What you will do.
1. In the passage on Rhode Island's proposed conveyance tax increase, which organization strongly opposes the measure?
2. Extend the passage on Rhode Island's proposed conveyance tax increase, picking up right after its final sentence.

Passage provided.
========
T
he House budget proposal includes a significant increase in the conveyance tax, which would be paid by house buyers. For example, a $500,000 house sale would incur an additional $1,450 in taxes. The Rhode Island Association of Realtors is strongly opposed to this measure, arguing that it would further complicate the state's already struggling real estate market.
Rhode Island is facing a severe housing crisis, with the fewest new homes being built and the least number of homes on the market since the pandemic began. Home listings have never fully rebounded from the onset of the pandemic, representing a significant decrease in supply while demand for homes has remained steady. The proposed tax increase would send most of the funds to programs for homeless Rhode Islanders.
The conveyance tax would be increased from $2.30 per $500 of value to $3.75, which is a 63% increase over the current rate of $4.60 per $1,000 of value. This tax rate is lower than property tax rates in most cities and towns. The bill also calls for increasing the "tier 2" tax on residential property sales above $800,000.
Home prices have nearly doubled between 2019 and 2024, but the proposed conveyance tax doesn't move the threshold of increased taxation. It's unclear how much money the increased tax rate would raise, but it's a significant part of the reason the money allocated to homelessness programs has increased from $4 million in Gov. Dan McKee's budget to $8.5 million.
========
Records from a data source:
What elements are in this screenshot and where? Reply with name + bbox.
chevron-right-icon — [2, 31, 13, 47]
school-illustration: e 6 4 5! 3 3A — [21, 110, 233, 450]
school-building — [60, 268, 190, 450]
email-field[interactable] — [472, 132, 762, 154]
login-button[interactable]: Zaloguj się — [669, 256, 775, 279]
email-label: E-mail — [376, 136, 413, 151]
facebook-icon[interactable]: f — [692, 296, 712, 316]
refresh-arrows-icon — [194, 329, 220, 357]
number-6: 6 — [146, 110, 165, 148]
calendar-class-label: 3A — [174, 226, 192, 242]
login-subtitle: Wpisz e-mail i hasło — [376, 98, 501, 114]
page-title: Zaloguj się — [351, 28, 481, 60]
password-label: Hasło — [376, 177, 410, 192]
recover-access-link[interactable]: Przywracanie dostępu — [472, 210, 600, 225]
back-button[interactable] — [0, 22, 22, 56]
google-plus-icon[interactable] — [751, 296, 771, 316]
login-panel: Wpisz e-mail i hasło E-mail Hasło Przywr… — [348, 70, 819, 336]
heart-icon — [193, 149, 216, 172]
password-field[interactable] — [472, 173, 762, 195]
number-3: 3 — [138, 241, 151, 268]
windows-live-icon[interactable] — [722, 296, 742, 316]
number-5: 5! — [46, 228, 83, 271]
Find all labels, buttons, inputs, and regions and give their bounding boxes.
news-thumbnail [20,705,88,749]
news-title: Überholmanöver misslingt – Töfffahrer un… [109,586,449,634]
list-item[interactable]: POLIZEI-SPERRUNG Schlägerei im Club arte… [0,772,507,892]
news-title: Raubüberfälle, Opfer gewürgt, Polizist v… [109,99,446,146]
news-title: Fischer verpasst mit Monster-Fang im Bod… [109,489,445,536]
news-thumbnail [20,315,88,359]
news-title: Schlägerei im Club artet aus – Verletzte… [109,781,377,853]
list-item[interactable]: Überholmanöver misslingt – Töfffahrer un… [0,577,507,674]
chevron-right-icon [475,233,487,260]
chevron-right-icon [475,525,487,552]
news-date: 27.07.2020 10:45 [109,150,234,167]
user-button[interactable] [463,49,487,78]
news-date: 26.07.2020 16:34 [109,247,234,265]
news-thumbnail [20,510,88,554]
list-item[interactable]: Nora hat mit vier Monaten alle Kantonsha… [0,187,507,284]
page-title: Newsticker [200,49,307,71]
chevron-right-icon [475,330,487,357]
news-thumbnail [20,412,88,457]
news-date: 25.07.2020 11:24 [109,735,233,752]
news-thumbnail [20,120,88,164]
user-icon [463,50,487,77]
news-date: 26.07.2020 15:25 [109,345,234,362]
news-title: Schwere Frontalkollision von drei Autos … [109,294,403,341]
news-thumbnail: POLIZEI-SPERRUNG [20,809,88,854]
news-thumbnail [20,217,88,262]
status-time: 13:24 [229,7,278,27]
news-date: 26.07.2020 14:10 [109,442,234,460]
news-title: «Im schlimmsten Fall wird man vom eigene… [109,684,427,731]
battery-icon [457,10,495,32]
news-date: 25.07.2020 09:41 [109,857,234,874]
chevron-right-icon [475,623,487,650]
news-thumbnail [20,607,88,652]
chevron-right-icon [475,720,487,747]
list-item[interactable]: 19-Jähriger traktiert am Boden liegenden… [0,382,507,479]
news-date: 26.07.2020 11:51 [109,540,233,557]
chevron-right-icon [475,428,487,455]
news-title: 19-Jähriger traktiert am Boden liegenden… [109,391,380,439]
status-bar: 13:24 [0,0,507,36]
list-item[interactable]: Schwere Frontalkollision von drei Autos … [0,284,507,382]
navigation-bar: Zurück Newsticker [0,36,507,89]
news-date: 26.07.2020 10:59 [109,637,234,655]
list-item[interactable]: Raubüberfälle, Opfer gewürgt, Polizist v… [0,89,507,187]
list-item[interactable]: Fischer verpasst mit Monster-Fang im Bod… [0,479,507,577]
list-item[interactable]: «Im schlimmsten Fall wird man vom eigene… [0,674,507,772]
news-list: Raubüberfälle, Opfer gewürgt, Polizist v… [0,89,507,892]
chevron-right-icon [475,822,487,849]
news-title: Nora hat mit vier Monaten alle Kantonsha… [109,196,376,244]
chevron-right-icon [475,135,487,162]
========
Responses.
1. The Rhode Island Association of Realtors.

2.
Properties under $800,000 would see increases of under $1,000 to $2,000 when sold, while properties over $800,000 would face higher tax rates, ranging from $3,480 for a $1 million house to $55,680 for a $10 million house. The most expensive house sale in 2024 was $12.25 million, and the buyer paid $109,020 in conveyance tax. Under the proposed increased tax rate, that same purchase would have cost $177,750 in conveyance tax.
The conveyance tax is levied just at the time of sale and isn't the only tax that real estate agents are worried about. They're also lobbying against a proposed yearly tax on homes with an assessed value of $1 million or more that are unoccupied for more than 183 days a year, known as the "Taylor Swift tax."